Brief: Nothing may be dropped or altered: reproduce all the data.

* BEGIN Materials provided *

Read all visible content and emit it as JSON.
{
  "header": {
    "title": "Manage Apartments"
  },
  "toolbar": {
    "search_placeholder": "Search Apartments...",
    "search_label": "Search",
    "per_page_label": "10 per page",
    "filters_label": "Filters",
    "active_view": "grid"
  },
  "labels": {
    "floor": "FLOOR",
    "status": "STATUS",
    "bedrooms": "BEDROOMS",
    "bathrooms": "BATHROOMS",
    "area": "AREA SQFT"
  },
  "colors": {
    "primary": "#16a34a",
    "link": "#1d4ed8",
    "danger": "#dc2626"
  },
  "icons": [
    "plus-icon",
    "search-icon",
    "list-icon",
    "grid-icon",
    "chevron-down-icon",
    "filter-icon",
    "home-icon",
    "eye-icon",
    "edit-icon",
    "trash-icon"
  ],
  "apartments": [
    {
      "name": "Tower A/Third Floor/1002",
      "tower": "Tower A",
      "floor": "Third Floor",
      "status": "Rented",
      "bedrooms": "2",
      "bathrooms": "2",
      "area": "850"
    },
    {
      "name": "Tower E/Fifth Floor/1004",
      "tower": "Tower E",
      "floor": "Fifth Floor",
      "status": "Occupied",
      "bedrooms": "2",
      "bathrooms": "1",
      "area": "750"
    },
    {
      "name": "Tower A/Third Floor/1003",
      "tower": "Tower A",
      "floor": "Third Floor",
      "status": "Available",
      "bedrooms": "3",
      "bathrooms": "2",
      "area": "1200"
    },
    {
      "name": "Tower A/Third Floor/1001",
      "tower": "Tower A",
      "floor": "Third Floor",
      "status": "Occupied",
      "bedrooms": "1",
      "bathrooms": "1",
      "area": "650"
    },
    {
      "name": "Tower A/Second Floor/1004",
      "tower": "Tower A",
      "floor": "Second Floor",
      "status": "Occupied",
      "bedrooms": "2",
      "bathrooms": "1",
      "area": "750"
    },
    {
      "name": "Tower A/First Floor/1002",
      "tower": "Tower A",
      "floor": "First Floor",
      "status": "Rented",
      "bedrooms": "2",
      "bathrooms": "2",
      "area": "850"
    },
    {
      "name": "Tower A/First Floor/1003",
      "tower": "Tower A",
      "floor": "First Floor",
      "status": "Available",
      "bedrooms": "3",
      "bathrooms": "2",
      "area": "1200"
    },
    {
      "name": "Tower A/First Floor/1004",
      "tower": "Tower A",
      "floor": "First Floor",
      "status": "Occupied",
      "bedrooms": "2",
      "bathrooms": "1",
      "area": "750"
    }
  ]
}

* END Materials provided *

Worked answer:
Read all visible content and emit it as JSON.
{
  "header": {
    "title": "Manage Apartments"
  },
  "toolbar": {
    "search_placeholder": "Search Apartments...",
    "search_label": "Search",
    "per_page_label": "10 per page",
    "filters_label": "Filters",
    "active_view": "grid"
  },
  "labels": {
    "floor": "FLOOR",
    "status": "STATUS",
    "bedrooms": "BEDROOMS",
    "bathrooms": "BATHROOMS",
    "area": "AREA SQFT"
  },
  "colors": {
    "primary": "#16a34a",
    "link": "#1d4ed8",
    "danger": "#dc2626"
  },
  "icons": [
    "plus-icon",
    "search-icon",
    "list-icon",
    "grid-icon",
    "chevron-down-icon",
    "filter-icon",
    "home-icon",
    "eye-icon",
    "edit-icon",
    "trash-icon"
  ],
  "apartments": [
    {
      "name": "Tower A/Third Floor/1002",
      "tower": "Tower A",
      "floor": "Third Floor",
      "status": "Rented",
      "bedrooms": "2",
      "bathrooms": "2",
      "area": "850"
    },
    {
      "name": "Tower E/Fifth Floor/1004",
      "tower": "Tower E",
      "floor": "Fifth Floor",
      "status": "Occupied",
      "bedrooms": "2",
      "bathrooms": "1",
      "area": "750"
    },
    {
      "name": "Tower A/Third Floor/1003",
      "tower": "Tower A",
      "floor": "Third Floor",
      "status": "Available",
      "bedrooms": "3",
      "bathrooms": "2",
      "area": "1200"
    },
    {
      "name": "Tower A/Third Floor/1001",
      "tower": "Tower A",
      "floor": "Third Floor",
      "status": "Occupied",
      "bedrooms": "1",
      "bathrooms": "1",
      "area": "650"
    },
    {
      "name": "Tower A/Second Floor/1004",
      "tower": "Tower A",
      "floor": "Second Floor",
      "status": "Occupied",
      "bedrooms": "2",
      "bathrooms": "1",
      "area": "750"
    },
    {
      "name": "Tower A/First Floor/1002",
      "tower": "Tower A",
      "floor": "First Floor",
      "status": "Rented",
      "bedrooms": "2",
      "bathrooms": "2",
      "area": "850"
    },
    {
      "name": "Tower A/First Floor/1003",
      "tower": "Tower A",
      "floor": "First Floor",
      "status": "Available",
      "bedrooms": "3",
      "bathrooms": "2",
      "area": "1200"
    },
    {
      "name": "Tower A/First Floor/1004",
      "tower": "Tower A",
      "floor": "First Floor",
      "status": "Occupied",
      "bedrooms": "2",
      "bathrooms": "1",
      "area": "750"
    }
  ]
}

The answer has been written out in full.